>> begin Supplied material

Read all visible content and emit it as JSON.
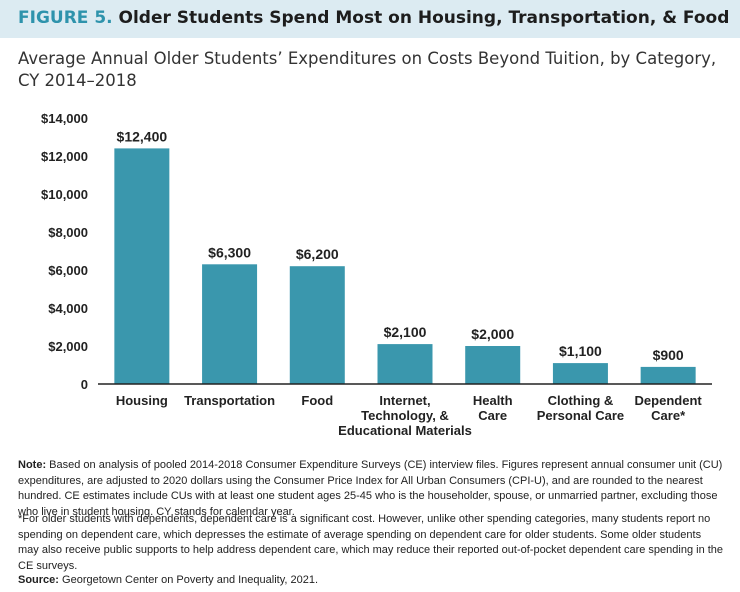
{
  "header": {
    "figure_label": "FIGURE 5.",
    "title": "Older Students Spend Most on Housing, Transportation, & Food"
  },
  "subtitle": "Average Annual Older Students’ Expenditures on Costs Beyond Tuition, by Category, CY 2014–2018",
  "chart_data": {
    "type": "bar",
    "categories": [
      [
        "Housing"
      ],
      [
        "Transportation"
      ],
      [
        "Food"
      ],
      [
        "Internet,",
        "Technology, &",
        "Educational Materials"
      ],
      [
        "Health",
        "Care"
      ],
      [
        "Clothing &",
        "Personal Care"
      ],
      [
        "Dependent",
        "Care*"
      ]
    ],
    "values": [
      12400,
      6300,
      6200,
      2100,
      2000,
      1100,
      900
    ],
    "value_labels": [
      "$12,400",
      "$6,300",
      "$6,200",
      "$2,100",
      "$2,000",
      "$1,100",
      "$900"
    ],
    "ylim": [
      0,
      14000
    ],
    "yticks": [
      0,
      2000,
      4000,
      6000,
      8000,
      10000,
      12000,
      14000
    ],
    "ytick_labels": [
      "0",
      "$2,000",
      "$4,000",
      "$6,000",
      "$8,000",
      "$10,000",
      "$12,000",
      "$14,000"
    ],
    "grid": false,
    "bar_color": "#3a97ad"
  },
  "notes": {
    "note_label": "Note:",
    "note_text": " Based on analysis of pooled 2014-2018 Consumer Expenditure Surveys (CE) interview files. Figures represent annual consumer unit (CU) expenditures, are adjusted to 2020 dollars using the Consumer Price Index for All Urban Consumers (CPI-U), and are rounded to the nearest hundred. CE estimates include CUs with at least one student ages 25-45 who is the householder, spouse, or unmarried partner, excluding those who live in student housing. CY stands for calendar year.",
    "footnote": "*For older students with dependents, dependent care is a significant cost. However, unlike other spending categories, many students report no spending on dependent care, which depresses the estimate of average spending on dependent care for older students. Some older students may also receive public supports to help address dependent care, which may reduce their reported out-of-pocket dependent care spending in the CE surveys.",
    "source_label": "Source:",
    "source_text": " Georgetown Center on Poverty and Inequality, 2021."
  }
}
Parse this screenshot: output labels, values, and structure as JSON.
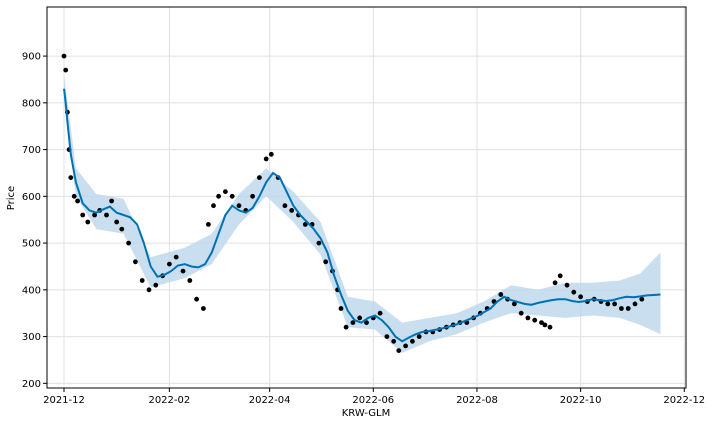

>> end Supplied material

Directions for this task: Write out all the entries again, word for word, and print no images.

Result for this exercise:
Read all visible content and emit it as JSON.
{
  "header": {
    "figure_label": "FIGURE 5.",
    "title": "Older Students Spend Most on Housing, Transportation, & Food"
  },
  "subtitle": "Average Annual Older Students’ Expenditures on Costs Beyond Tuition, by Category, CY 2014–2018",
  "chart_data": {
    "type": "bar",
    "categories": [
      [
        "Housing"
      ],
      [
        "Transportation"
      ],
      [
        "Food"
      ],
      [
        "Internet,",
        "Technology, &",
        "Educational Materials"
      ],
      [
        "Health",
        "Care"
      ],
      [
        "Clothing &",
        "Personal Care"
      ],
      [
        "Dependent",
        "Care*"
      ]
    ],
    "values": [
      12400,
      6300,
      6200,
      2100,
      2000,
      1100,
      900
    ],
    "value_labels": [
      "$12,400",
      "$6,300",
      "$6,200",
      "$2,100",
      "$2,000",
      "$1,100",
      "$900"
    ],
    "ylim": [
      0,
      14000
    ],
    "yticks": [
      0,
      2000,
      4000,
      6000,
      8000,
      10000,
      12000,
      14000
    ],
    "ytick_labels": [
      "0",
      "$2,000",
      "$4,000",
      "$6,000",
      "$8,000",
      "$10,000",
      "$12,000",
      "$14,000"
    ],
    "grid": false,
    "bar_color": "#3a97ad"
  },
  "notes": {
    "note_label": "Note:",
    "note_text": " Based on analysis of pooled 2014-2018 Consumer Expenditure Surveys (CE) interview files. Figures represent annual consumer unit (CU) expenditures, are adjusted to 2020 dollars using the Consumer Price Index for All Urban Consumers (CPI-U), and are rounded to the nearest hundred. CE estimates include CUs with at least one student ages 25-45 who is the householder, spouse, or unmarried partner, excluding those who live in student housing. CY stands for calendar year.",
    "footnote": "*For older students with dependents, dependent care is a significant cost. However, unlike other spending categories, many students report no spending on dependent care, which depresses the estimate of average spending on dependent care for older students. Some older students may also receive public supports to help address dependent care, which may reduce their reported out-of-pocket dependent care spending in the CE surveys.",
    "source_label": "Source:",
    "source_text": " Georgetown Center on Poverty and Inequality, 2021."
  }
}
Parse this screenshot: output labels, values, and structure as JSON.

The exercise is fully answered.